--- BEGIN Data in this exercise ---

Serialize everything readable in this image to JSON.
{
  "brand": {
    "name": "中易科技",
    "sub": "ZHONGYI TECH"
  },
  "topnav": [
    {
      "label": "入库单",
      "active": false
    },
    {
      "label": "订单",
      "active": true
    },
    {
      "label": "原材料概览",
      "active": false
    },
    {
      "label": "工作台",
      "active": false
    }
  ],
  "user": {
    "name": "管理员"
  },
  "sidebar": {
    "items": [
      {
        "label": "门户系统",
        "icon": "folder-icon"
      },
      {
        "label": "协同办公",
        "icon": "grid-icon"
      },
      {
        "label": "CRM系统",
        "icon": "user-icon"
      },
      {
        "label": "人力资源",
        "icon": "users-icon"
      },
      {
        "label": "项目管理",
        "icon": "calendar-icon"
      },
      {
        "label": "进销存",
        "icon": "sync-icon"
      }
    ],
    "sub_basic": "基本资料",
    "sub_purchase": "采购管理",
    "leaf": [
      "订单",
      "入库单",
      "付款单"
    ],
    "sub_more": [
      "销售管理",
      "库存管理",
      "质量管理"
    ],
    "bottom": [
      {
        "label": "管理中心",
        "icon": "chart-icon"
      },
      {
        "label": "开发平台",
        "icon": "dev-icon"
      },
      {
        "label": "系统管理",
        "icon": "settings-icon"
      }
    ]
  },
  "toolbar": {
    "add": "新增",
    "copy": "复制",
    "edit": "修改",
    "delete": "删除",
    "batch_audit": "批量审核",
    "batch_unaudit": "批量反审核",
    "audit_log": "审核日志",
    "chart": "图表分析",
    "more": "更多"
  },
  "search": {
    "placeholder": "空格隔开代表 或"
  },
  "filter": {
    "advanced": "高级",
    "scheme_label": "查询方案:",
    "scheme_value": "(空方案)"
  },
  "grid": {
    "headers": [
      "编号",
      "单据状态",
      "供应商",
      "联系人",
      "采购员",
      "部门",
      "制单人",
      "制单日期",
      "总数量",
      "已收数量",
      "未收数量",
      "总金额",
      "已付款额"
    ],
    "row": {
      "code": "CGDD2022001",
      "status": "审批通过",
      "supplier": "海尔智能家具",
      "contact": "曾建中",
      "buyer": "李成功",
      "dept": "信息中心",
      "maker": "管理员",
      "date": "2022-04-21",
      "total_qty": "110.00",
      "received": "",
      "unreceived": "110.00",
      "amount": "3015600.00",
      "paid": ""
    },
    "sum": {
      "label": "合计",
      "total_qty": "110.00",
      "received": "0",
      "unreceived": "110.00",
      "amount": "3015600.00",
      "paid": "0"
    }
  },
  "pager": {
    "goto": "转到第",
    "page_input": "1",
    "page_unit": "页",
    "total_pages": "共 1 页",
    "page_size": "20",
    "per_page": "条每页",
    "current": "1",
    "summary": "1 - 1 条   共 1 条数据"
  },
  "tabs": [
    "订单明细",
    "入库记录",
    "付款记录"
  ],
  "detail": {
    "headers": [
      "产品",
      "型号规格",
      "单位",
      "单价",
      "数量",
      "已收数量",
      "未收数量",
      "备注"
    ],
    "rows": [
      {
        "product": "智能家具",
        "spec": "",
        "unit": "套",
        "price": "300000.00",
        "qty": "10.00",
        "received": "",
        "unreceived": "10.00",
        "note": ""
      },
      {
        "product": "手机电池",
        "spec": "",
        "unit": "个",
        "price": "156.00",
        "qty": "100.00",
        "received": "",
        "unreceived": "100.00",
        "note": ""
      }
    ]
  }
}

--- END Data in this exercise ---

> _What you need to do_: Exactly reproduce every line of the data above.

> _Right answer_:
Serialize everything readable in this image to JSON.
{
  "brand": {
    "name": "中易科技",
    "sub": "ZHONGYI TECH"
  },
  "topnav": [
    {
      "label": "入库单",
      "active": false
    },
    {
      "label": "订单",
      "active": true
    },
    {
      "label": "原材料概览",
      "active": false
    },
    {
      "label": "工作台",
      "active": false
    }
  ],
  "user": {
    "name": "管理员"
  },
  "sidebar": {
    "items": [
      {
        "label": "门户系统",
        "icon": "folder-icon"
      },
      {
        "label": "协同办公",
        "icon": "grid-icon"
      },
      {
        "label": "CRM系统",
        "icon": "user-icon"
      },
      {
        "label": "人力资源",
        "icon": "users-icon"
      },
      {
        "label": "项目管理",
        "icon": "calendar-icon"
      },
      {
        "label": "进销存",
        "icon": "sync-icon"
      }
    ],
    "sub_basic": "基本资料",
    "sub_purchase": "采购管理",
    "leaf": [
      "订单",
      "入库单",
      "付款单"
    ],
    "sub_more": [
      "销售管理",
      "库存管理",
      "质量管理"
    ],
    "bottom": [
      {
        "label": "管理中心",
        "icon": "chart-icon"
      },
      {
        "label": "开发平台",
        "icon": "dev-icon"
      },
      {
        "label": "系统管理",
        "icon": "settings-icon"
      }
    ]
  },
  "toolbar": {
    "add": "新增",
    "copy": "复制",
    "edit": "修改",
    "delete": "删除",
    "batch_audit": "批量审核",
    "batch_unaudit": "批量反审核",
    "audit_log": "审核日志",
    "chart": "图表分析",
    "more": "更多"
  },
  "search": {
    "placeholder": "空格隔开代表 或"
  },
  "filter": {
    "advanced": "高级",
    "scheme_label": "查询方案:",
    "scheme_value": "(空方案)"
  },
  "grid": {
    "headers": [
      "编号",
      "单据状态",
      "供应商",
      "联系人",
      "采购员",
      "部门",
      "制单人",
      "制单日期",
      "总数量",
      "已收数量",
      "未收数量",
      "总金额",
      "已付款额"
    ],
    "row": {
      "code": "CGDD2022001",
      "status": "审批通过",
      "supplier": "海尔智能家具",
      "contact": "曾建中",
      "buyer": "李成功",
      "dept": "信息中心",
      "maker": "管理员",
      "date": "2022-04-21",
      "total_qty": "110.00",
      "received": "",
      "unreceived": "110.00",
      "amount": "3015600.00",
      "paid": ""
    },
    "sum": {
      "label": "合计",
      "total_qty": "110.00",
      "received": "0",
      "unreceived": "110.00",
      "amount": "3015600.00",
      "paid": "0"
    }
  },
  "pager": {
    "goto": "转到第",
    "page_input": "1",
    "page_unit": "页",
    "total_pages": "共 1 页",
    "page_size": "20",
    "per_page": "条每页",
    "current": "1",
    "summary": "1 - 1 条   共 1 条数据"
  },
  "tabs": [
    "订单明细",
    "入库记录",
    "付款记录"
  ],
  "detail": {
    "headers": [
      "产品",
      "型号规格",
      "单位",
      "单价",
      "数量",
      "已收数量",
      "未收数量",
      "备注"
    ],
    "rows": [
      {
        "product": "智能家具",
        "spec": "",
        "unit": "套",
        "price": "300000.00",
        "qty": "10.00",
        "received": "",
        "unreceived": "10.00",
        "note": ""
      },
      {
        "product": "手机电池",
        "spec": "",
        "unit": "个",
        "price": "156.00",
        "qty": "100.00",
        "received": "",
        "unreceived": "100.00",
        "note": ""
      }
    ]
  }
}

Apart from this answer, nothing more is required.